### DATA FOR THE TASK

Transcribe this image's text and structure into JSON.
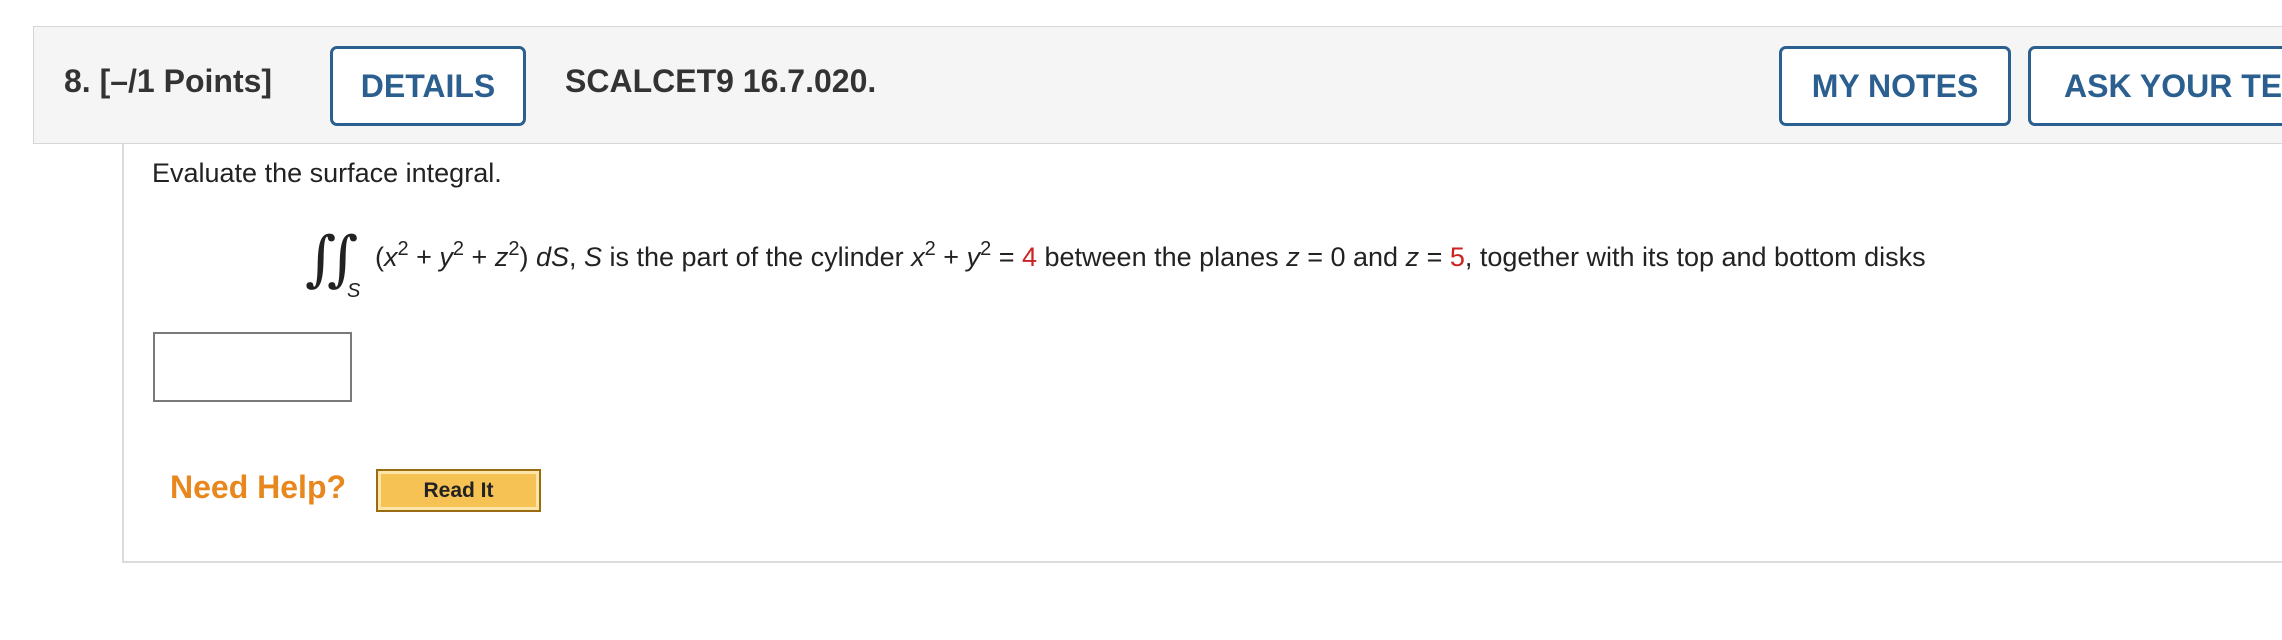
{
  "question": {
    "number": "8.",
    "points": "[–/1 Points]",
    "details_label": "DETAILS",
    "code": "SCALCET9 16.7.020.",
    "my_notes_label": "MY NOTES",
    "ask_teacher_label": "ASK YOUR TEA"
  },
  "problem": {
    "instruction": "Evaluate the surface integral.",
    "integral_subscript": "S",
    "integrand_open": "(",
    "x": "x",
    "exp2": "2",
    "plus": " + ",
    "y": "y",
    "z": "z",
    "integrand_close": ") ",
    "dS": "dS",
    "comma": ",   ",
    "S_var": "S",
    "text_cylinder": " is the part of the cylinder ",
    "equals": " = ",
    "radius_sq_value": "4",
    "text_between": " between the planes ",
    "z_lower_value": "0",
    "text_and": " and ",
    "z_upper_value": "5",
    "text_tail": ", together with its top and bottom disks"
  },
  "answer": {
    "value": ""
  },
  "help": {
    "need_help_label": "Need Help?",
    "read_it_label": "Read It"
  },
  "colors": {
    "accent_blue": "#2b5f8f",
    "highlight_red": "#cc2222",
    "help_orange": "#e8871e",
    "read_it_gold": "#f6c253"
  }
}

--

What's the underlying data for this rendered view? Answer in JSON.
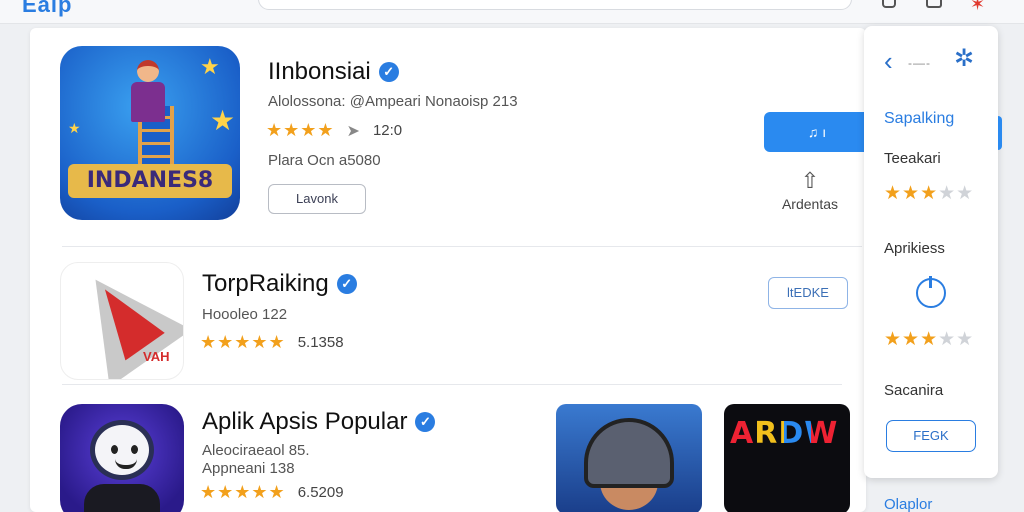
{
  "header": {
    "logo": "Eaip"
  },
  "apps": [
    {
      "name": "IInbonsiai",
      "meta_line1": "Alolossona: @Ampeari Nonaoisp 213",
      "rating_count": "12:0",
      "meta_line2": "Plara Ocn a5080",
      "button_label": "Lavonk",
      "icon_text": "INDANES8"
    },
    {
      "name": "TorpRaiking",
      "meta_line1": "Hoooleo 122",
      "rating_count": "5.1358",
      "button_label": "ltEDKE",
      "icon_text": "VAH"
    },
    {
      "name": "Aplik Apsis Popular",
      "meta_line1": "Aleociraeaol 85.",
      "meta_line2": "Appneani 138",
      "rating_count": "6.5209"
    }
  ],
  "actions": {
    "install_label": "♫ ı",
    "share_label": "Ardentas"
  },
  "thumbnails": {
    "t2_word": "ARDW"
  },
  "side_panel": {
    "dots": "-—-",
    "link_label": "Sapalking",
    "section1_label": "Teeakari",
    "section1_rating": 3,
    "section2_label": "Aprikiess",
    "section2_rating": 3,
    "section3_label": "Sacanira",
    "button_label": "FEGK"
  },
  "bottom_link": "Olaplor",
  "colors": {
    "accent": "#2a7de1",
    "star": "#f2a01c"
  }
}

### GIVEN REQUEST
From the entries above, copy each line holding "this".

### COMPLETED EXERCISE
Transcribe this image's text and structure into JSON.
What's the underlying data for this rendered view? Answer in JSON.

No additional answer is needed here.